Required work -> Copy the data that follows, character for character, minus the pictures.

[Extracted data entries]
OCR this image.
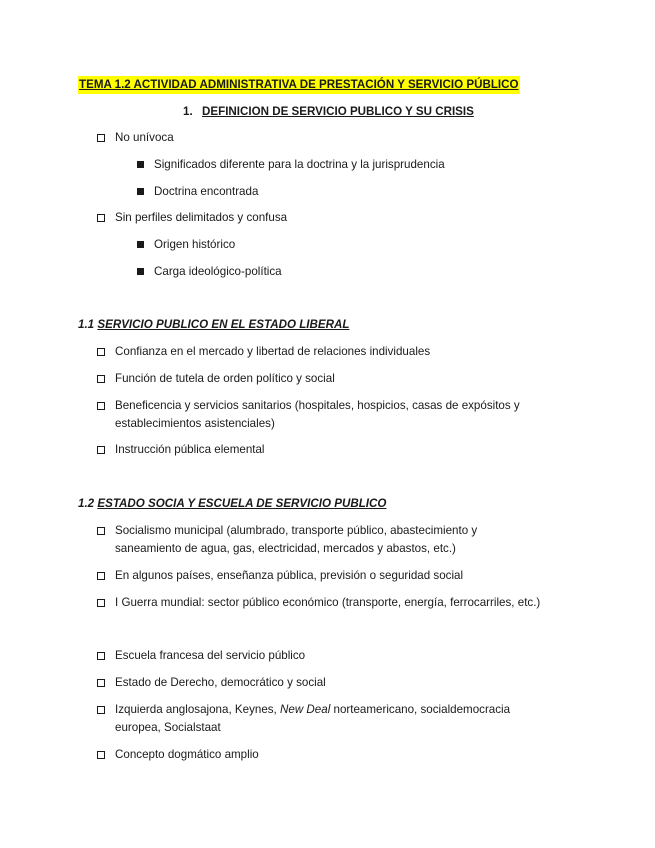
TEMA 1.2 ACTIVIDAD ADMINISTRATIVA DE PRESTACIÓN Y SERVICIO PÚBLICO
1. DEFINICION DE SERVICIO PUBLICO Y SU CRISIS
No unívoca
Significados diferente para la doctrina y la jurisprudencia
Doctrina encontrada
Sin perfiles delimitados y confusa
Origen histórico
Carga ideológico-política
1.1 SERVICIO PUBLICO EN EL ESTADO LIBERAL
Confianza en el mercado y libertad de relaciones individuales
Función de tutela de orden político y social
Beneficencia y servicios sanitarios (hospitales, hospicios, casas de expósitos y
establecimientos asistenciales)
Instrucción pública elemental
1.2 ESTADO SOCIA Y ESCUELA DE SERVICIO PUBLICO
Socialismo municipal (alumbrado, transporte público, abastecimiento y
saneamiento de agua, gas, electricidad, mercados y abastos, etc.)
En algunos países, enseñanza pública, previsión o seguridad social
I Guerra mundial: sector público económico (transporte, energía, ferrocarriles, etc.)
Escuela francesa del servicio público
Estado de Derecho, democrático y social
Izquierda anglosajona, Keynes, New Deal norteamericano, socialdemocracia
europea, Socialstaat
Concepto dogmático amplio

Answer to this task ->
OCR this image.
TEMA 1.2 ACTIVIDAD ADMINISTRATIVA DE PRESTACIÓN Y SERVICIO PÚBLICO
1. DEFINICION DE SERVICIO PUBLICO Y SU CRISIS
No unívoca
Significados diferente para la doctrina y la jurisprudencia
Doctrina encontrada
Sin perfiles delimitados y confusa
Origen histórico
Carga ideológico-política
1.1 SERVICIO PUBLICO EN EL ESTADO LIBERAL
Confianza en el mercado y libertad de relaciones individuales
Función de tutela de orden político y social
Beneficencia y servicios sanitarios (hospitales, hospicios, casas de expósitos y
establecimientos asistenciales)
Instrucción pública elemental
1.2 ESTADO SOCIA Y ESCUELA DE SERVICIO PUBLICO
Socialismo municipal (alumbrado, transporte público, abastecimiento y
saneamiento de agua, gas, electricidad, mercados y abastos, etc.)
En algunos países, enseñanza pública, previsión o seguridad social
I Guerra mundial: sector público económico (transporte, energía, ferrocarriles, etc.)
Escuela francesa del servicio público
Estado de Derecho, democrático y social
Izquierda anglosajona, Keynes, New Deal norteamericano, socialdemocracia
europea, Socialstaat
Concepto dogmático amplio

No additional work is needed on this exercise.